== The request ==
Answer with one number: the count of lines in the listing below that hold the word "Video".

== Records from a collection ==
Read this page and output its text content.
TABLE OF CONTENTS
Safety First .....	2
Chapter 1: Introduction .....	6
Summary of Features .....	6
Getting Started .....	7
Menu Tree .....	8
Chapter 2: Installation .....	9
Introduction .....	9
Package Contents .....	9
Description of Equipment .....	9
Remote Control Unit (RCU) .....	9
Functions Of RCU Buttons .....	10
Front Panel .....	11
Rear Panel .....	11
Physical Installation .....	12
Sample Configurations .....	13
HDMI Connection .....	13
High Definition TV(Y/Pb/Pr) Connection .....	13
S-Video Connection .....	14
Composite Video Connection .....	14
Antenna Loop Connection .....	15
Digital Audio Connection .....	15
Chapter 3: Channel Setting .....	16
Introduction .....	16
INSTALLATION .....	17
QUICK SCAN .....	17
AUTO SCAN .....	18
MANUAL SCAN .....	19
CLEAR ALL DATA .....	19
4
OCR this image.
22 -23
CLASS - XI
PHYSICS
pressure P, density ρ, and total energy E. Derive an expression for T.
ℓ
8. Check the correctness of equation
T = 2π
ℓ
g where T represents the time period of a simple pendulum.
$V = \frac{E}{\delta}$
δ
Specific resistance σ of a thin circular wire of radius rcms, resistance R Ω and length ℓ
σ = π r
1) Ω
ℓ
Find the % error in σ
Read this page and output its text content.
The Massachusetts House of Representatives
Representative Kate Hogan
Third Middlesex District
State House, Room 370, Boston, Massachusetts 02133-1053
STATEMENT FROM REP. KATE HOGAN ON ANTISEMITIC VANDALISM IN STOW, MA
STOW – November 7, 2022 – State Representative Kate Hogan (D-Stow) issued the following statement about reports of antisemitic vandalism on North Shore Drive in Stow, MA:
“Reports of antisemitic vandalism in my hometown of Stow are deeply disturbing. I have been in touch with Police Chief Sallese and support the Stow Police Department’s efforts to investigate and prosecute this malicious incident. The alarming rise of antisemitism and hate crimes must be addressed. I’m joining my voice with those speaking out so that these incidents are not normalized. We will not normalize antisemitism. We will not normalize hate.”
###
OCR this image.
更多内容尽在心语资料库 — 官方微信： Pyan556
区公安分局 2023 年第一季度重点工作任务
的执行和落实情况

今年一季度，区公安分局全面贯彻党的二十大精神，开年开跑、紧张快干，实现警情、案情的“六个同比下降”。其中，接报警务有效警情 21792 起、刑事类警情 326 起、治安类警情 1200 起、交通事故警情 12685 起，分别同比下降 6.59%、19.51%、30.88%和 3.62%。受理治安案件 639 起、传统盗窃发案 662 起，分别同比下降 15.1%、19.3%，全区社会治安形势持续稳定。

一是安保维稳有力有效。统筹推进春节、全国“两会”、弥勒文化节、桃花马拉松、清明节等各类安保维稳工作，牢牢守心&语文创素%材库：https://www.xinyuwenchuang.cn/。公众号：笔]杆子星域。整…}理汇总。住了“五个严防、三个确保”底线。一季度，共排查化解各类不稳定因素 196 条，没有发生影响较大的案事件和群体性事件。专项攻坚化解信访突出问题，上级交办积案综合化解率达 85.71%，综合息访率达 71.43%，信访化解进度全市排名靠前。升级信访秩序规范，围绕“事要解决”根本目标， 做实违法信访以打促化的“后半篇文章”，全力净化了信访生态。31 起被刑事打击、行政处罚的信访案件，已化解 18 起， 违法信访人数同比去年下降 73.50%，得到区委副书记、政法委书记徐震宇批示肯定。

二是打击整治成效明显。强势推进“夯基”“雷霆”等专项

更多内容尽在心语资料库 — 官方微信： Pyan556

== Result of the exercise ==
2